Prompt -> Could you write out the records below exactly as they appear, leaving out any pictures?

======== Task input ========

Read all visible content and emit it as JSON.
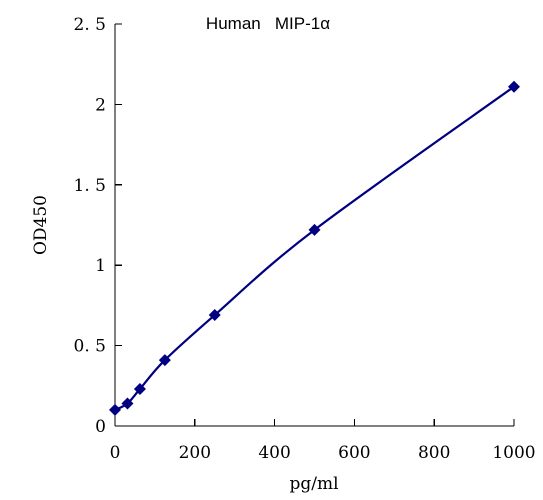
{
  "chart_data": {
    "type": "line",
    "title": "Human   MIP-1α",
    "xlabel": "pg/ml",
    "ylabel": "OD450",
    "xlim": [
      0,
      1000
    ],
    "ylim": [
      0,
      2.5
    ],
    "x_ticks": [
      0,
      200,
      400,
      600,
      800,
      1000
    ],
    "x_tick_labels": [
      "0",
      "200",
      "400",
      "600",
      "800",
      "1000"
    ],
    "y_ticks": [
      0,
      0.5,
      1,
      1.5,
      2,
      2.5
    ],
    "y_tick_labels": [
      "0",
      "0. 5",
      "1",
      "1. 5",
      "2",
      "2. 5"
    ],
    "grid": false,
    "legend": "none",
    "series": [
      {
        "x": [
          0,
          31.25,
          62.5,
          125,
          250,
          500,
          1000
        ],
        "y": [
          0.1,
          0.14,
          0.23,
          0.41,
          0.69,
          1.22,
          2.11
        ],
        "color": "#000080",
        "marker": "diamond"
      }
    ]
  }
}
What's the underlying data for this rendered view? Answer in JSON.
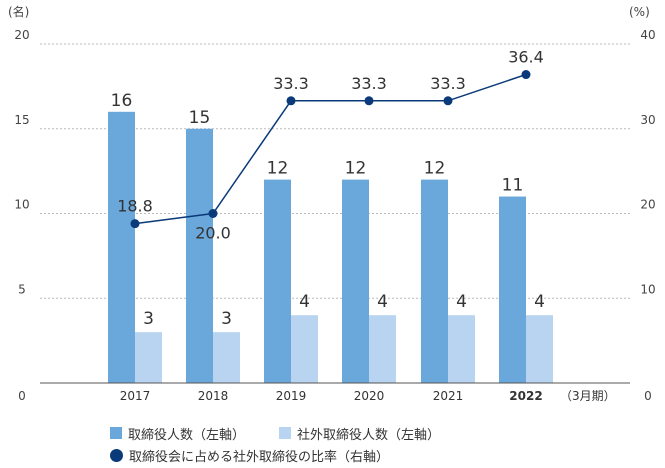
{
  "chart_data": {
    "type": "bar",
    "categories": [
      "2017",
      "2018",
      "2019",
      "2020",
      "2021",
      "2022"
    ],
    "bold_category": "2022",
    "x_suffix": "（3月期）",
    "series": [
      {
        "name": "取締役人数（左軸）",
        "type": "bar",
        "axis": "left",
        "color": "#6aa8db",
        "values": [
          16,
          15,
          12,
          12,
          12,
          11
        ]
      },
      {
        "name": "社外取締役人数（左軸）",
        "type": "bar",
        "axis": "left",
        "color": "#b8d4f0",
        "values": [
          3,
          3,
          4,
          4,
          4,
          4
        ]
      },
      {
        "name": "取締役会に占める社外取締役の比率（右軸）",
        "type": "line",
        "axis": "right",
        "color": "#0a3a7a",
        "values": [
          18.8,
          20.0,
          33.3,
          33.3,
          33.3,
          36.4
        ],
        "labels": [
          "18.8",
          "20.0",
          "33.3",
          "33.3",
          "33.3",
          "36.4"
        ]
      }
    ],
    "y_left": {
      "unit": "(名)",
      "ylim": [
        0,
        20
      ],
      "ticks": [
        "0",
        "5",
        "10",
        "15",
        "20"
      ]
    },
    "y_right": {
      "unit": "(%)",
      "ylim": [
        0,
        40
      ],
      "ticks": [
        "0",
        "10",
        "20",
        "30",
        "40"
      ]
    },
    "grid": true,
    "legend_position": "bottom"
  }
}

========

Task result ->
Read all visible content and emit it as JSON.
{
  "chart_data": {
    "type": "line",
    "title": "Human   MIP-1α",
    "xlabel": "pg/ml",
    "ylabel": "OD450",
    "xlim": [
      0,
      1000
    ],
    "ylim": [
      0,
      2.5
    ],
    "x_ticks": [
      0,
      200,
      400,
      600,
      800,
      1000
    ],
    "x_tick_labels": [
      "0",
      "200",
      "400",
      "600",
      "800",
      "1000"
    ],
    "y_ticks": [
      0,
      0.5,
      1,
      1.5,
      2,
      2.5
    ],
    "y_tick_labels": [
      "0",
      "0. 5",
      "1",
      "1. 5",
      "2",
      "2. 5"
    ],
    "grid": false,
    "legend": "none",
    "series": [
      {
        "x": [
          0,
          31.25,
          62.5,
          125,
          250,
          500,
          1000
        ],
        "y": [
          0.1,
          0.14,
          0.23,
          0.41,
          0.69,
          1.22,
          2.11
        ],
        "color": "#000080",
        "marker": "diamond"
      }
    ]
  }
}
What's the underlying data for this rendered view? Answer in JSON.
{
  "chart_data": {
    "type": "bar",
    "categories": [
      "2017",
      "2018",
      "2019",
      "2020",
      "2021",
      "2022"
    ],
    "bold_category": "2022",
    "x_suffix": "（3月期）",
    "series": [
      {
        "name": "取締役人数（左軸）",
        "type": "bar",
        "axis": "left",
        "color": "#6aa8db",
        "values": [
          16,
          15,
          12,
          12,
          12,
          11
        ]
      },
      {
        "name": "社外取締役人数（左軸）",
        "type": "bar",
        "axis": "left",
        "color": "#b8d4f0",
        "values": [
          3,
          3,
          4,
          4,
          4,
          4
        ]
      },
      {
        "name": "取締役会に占める社外取締役の比率（右軸）",
        "type": "line",
        "axis": "right",
        "color": "#0a3a7a",
        "values": [
          18.8,
          20.0,
          33.3,
          33.3,
          33.3,
          36.4
        ],
        "labels": [
          "18.8",
          "20.0",
          "33.3",
          "33.3",
          "33.3",
          "36.4"
        ]
      }
    ],
    "y_left": {
      "unit": "(名)",
      "ylim": [
        0,
        20
      ],
      "ticks": [
        "0",
        "5",
        "10",
        "15",
        "20"
      ]
    },
    "y_right": {
      "unit": "(%)",
      "ylim": [
        0,
        40
      ],
      "ticks": [
        "0",
        "10",
        "20",
        "30",
        "40"
      ]
    },
    "grid": true,
    "legend_position": "bottom"
  }
}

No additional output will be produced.